▶ THE REQUEST: Within the records that follow, find every line containing the string "label". Copy those lines.

Stored data entries:
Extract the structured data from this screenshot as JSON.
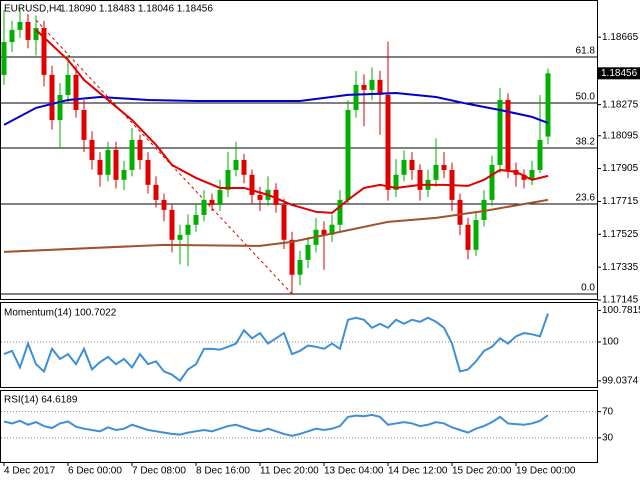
{
  "chart_data": [
    {
      "type": "candlestick",
      "title": "EURUSD,H4",
      "ohlc_text": "1.18090 1.18483 1.18046 1.18456",
      "categories": [
        "4 Dec 2017",
        null,
        null,
        null,
        null,
        null,
        null,
        null,
        "6 Dec 00:00",
        null,
        null,
        null,
        null,
        null,
        null,
        null,
        "7 Dec 08:00",
        null,
        null,
        null,
        null,
        null,
        null,
        null,
        "8 Dec 16:00",
        null,
        null,
        null,
        null,
        null,
        null,
        null,
        "11 Dec 20:00",
        null,
        null,
        null,
        null,
        null,
        null,
        null,
        "13 Dec 04:00",
        null,
        null,
        null,
        null,
        null,
        null,
        null,
        "14 Dec 12:00",
        null,
        null,
        null,
        null,
        null,
        null,
        null,
        "15 Dec 20:00",
        null,
        null,
        null,
        null,
        null,
        null,
        null,
        "19 Dec 00:00",
        null,
        null,
        null,
        null
      ],
      "open": [
        1.18447,
        1.18637,
        1.18707,
        1.18753,
        1.18649,
        1.18718,
        1.18447,
        1.18186,
        1.18331,
        1.18447,
        1.18244,
        1.18071,
        1.17955,
        1.17869,
        1.18013,
        1.1784,
        1.17897,
        1.18071,
        1.17955,
        1.17811,
        1.17724,
        1.17666,
        1.17493,
        1.17522,
        1.1758,
        1.17637,
        1.17724,
        1.17695,
        1.17782,
        1.17897,
        1.17955,
        1.17869,
        1.17753,
        1.17724,
        1.17782,
        1.17695,
        1.17493,
        1.17291,
        1.17377,
        1.17464,
        1.17551,
        1.17522,
        1.1758,
        1.17724,
        1.18244,
        1.18389,
        1.1836,
        1.18418,
        1.18331,
        1.17782,
        1.17869,
        1.17955,
        1.17897,
        1.17782,
        1.1784,
        1.17926,
        1.17897,
        1.17724,
        1.1758,
        1.17435,
        1.17608,
        1.17724,
        1.17926,
        1.18302,
        1.17897,
        1.17869,
        1.1784,
        1.17897,
        1.1809
      ],
      "high": [
        1.18822,
        1.1876,
        1.1883,
        1.188,
        1.1879,
        1.1876,
        1.185,
        1.184,
        1.1856,
        1.185,
        1.183,
        1.1812,
        1.18,
        1.1806,
        1.1806,
        1.1795,
        1.1814,
        1.181,
        1.18,
        1.1786,
        1.1776,
        1.177,
        1.1758,
        1.1764,
        1.177,
        1.1778,
        1.1776,
        1.1784,
        1.18,
        1.1806,
        1.1799,
        1.179,
        1.178,
        1.1786,
        1.1782,
        1.1773,
        1.1754,
        1.1743,
        1.1751,
        1.1762,
        1.176,
        1.1764,
        1.1778,
        1.183,
        1.1847,
        1.1845,
        1.1849,
        1.1847,
        1.1864,
        1.1796,
        1.1801,
        1.18,
        1.1793,
        1.179,
        1.1808,
        1.18,
        1.1794,
        1.1776,
        1.1762,
        1.1766,
        1.1778,
        1.1798,
        1.1837,
        1.1834,
        1.1794,
        1.179,
        1.1795,
        1.1833,
        1.18483
      ],
      "low": [
        1.1839,
        1.1858,
        1.1866,
        1.186,
        1.1856,
        1.1838,
        1.1813,
        1.1802,
        1.1829,
        1.182,
        1.18,
        1.179,
        1.178,
        1.1783,
        1.1779,
        1.1778,
        1.1786,
        1.179,
        1.1776,
        1.1768,
        1.176,
        1.1742,
        1.1735,
        1.1734,
        1.1754,
        1.176,
        1.1766,
        1.1766,
        1.1774,
        1.1786,
        1.1782,
        1.177,
        1.1766,
        1.1769,
        1.1765,
        1.1744,
        1.1718,
        1.1723,
        1.1733,
        1.1742,
        1.1732,
        1.1748,
        1.1754,
        1.177,
        1.182,
        1.1815,
        1.183,
        1.181,
        1.1772,
        1.1774,
        1.1783,
        1.1784,
        1.1772,
        1.1774,
        1.178,
        1.1785,
        1.1766,
        1.1752,
        1.1738,
        1.174,
        1.1757,
        1.1769,
        1.1788,
        1.1785,
        1.178,
        1.1779,
        1.1781,
        1.1788,
        1.18046
      ],
      "close": [
        1.18637,
        1.18707,
        1.18753,
        1.18649,
        1.18718,
        1.18447,
        1.18186,
        1.18331,
        1.18447,
        1.18244,
        1.18071,
        1.17955,
        1.17869,
        1.18013,
        1.1784,
        1.17897,
        1.18071,
        1.17955,
        1.17811,
        1.17724,
        1.17666,
        1.17493,
        1.17522,
        1.1758,
        1.17637,
        1.17724,
        1.17695,
        1.17782,
        1.17897,
        1.17955,
        1.17869,
        1.17753,
        1.17724,
        1.17782,
        1.17695,
        1.17493,
        1.17291,
        1.17377,
        1.17464,
        1.17551,
        1.17522,
        1.1758,
        1.17724,
        1.18244,
        1.18389,
        1.1836,
        1.18418,
        1.18331,
        1.17782,
        1.17869,
        1.17955,
        1.17897,
        1.17782,
        1.1784,
        1.17926,
        1.17897,
        1.17724,
        1.1758,
        1.17435,
        1.17608,
        1.17724,
        1.17926,
        1.18302,
        1.17897,
        1.17869,
        1.1784,
        1.17897,
        1.18071,
        1.18456
      ],
      "up_color": "#00b000",
      "down_color": "#e00000",
      "ylim": [
        1.17145,
        1.1888
      ],
      "yticks": [
        1.18665,
        1.18275,
        1.18095,
        1.17905,
        1.17715,
        1.17525,
        1.17335,
        1.17145
      ],
      "moving_averages": [
        {
          "color": "#0000cc",
          "x": [
            0,
            4,
            8,
            12,
            18,
            24,
            32,
            37,
            43,
            49,
            54,
            58,
            62,
            66,
            68
          ],
          "values": [
            1.18158,
            1.18256,
            1.18302,
            1.18319,
            1.18302,
            1.18296,
            1.18296,
            1.18296,
            1.18331,
            1.18342,
            1.18319,
            1.18279,
            1.18244,
            1.18204,
            1.18169
          ]
        },
        {
          "color": "#e00000",
          "x": [
            4,
            6,
            8,
            10,
            13,
            16,
            19,
            21,
            24,
            27,
            30,
            33,
            36,
            39,
            41,
            43,
            45,
            47,
            49,
            52,
            55,
            58,
            60,
            62,
            64,
            66,
            68
          ],
          "values": [
            1.18707,
            1.1862,
            1.18533,
            1.18418,
            1.18302,
            1.18186,
            1.18042,
            1.17926,
            1.17851,
            1.17793,
            1.17793,
            1.17753,
            1.17695,
            1.17655,
            1.17649,
            1.17724,
            1.17793,
            1.17811,
            1.17793,
            1.17811,
            1.17811,
            1.17805,
            1.1784,
            1.17897,
            1.17886,
            1.1784,
            1.17863
          ]
        },
        {
          "color": "#a0522d",
          "x": [
            0,
            20,
            32,
            36,
            42,
            48,
            54,
            60,
            68
          ],
          "values": [
            1.17423,
            1.17464,
            1.17458,
            1.17481,
            1.17539,
            1.17597,
            1.1762,
            1.1766,
            1.17724
          ]
        }
      ],
      "trendline": {
        "color": "#e00000",
        "x": [
          4,
          36
        ],
        "values": [
          1.18764,
          1.1718
        ]
      },
      "fib_levels": [
        {
          "label": "61.8",
          "value": 1.1855
        },
        {
          "label": "50.0",
          "value": 1.18284
        },
        {
          "label": "38.2",
          "value": 1.18024
        },
        {
          "label": "23.6",
          "value": 1.177
        },
        {
          "label": "0.0",
          "value": 1.1718
        }
      ]
    },
    {
      "type": "line",
      "title": "Momentum(14) 100.7022",
      "color": "#3d8fd6",
      "values": [
        99.7,
        99.78,
        99.37,
        99.96,
        99.45,
        99.27,
        99.83,
        99.58,
        99.7,
        99.45,
        99.83,
        99.32,
        99.5,
        99.63,
        99.45,
        99.58,
        99.37,
        99.7,
        99.45,
        99.52,
        99.27,
        99.19,
        99.04,
        99.32,
        99.45,
        99.83,
        99.83,
        99.81,
        99.88,
        99.96,
        100.29,
        100.09,
        100.22,
        99.96,
        100.09,
        100.22,
        99.7,
        99.78,
        99.91,
        99.88,
        99.83,
        99.96,
        99.83,
        100.55,
        100.6,
        100.55,
        100.35,
        100.45,
        100.35,
        100.55,
        100.45,
        100.55,
        100.5,
        100.6,
        100.5,
        100.35,
        99.96,
        99.27,
        99.32,
        99.52,
        99.78,
        99.88,
        100.09,
        99.96,
        100.14,
        100.22,
        100.19,
        100.14,
        100.7022
      ],
      "ylim": [
        98.86,
        100.99
      ],
      "yticks": [
        100.7815,
        100,
        99.0374
      ],
      "levels": [
        100
      ]
    },
    {
      "type": "line",
      "title": "RSI(14) 64.6189",
      "color": "#3d8fd6",
      "values": [
        55,
        52,
        56,
        50,
        54,
        48,
        45,
        52,
        55,
        47,
        44,
        42,
        40,
        46,
        42,
        44,
        50,
        46,
        42,
        40,
        38,
        36,
        35,
        38,
        40,
        42,
        40,
        44,
        48,
        50,
        46,
        42,
        40,
        44,
        40,
        36,
        33,
        36,
        40,
        44,
        42,
        44,
        48,
        62,
        64,
        63,
        65,
        62,
        50,
        52,
        54,
        52,
        48,
        50,
        54,
        52,
        46,
        42,
        38,
        44,
        48,
        54,
        62,
        52,
        51,
        50,
        52,
        56,
        64.6189
      ],
      "ylim": [
        0,
        100
      ],
      "yticks": [
        70,
        30
      ],
      "levels": [
        70,
        30
      ]
    }
  ]
}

▶ COMPLETE RESPONSE:
          "label": "61.8",
          "label": "50.0",
          "label": "38.2",
          "label": "23.6",
          "label": "0.0",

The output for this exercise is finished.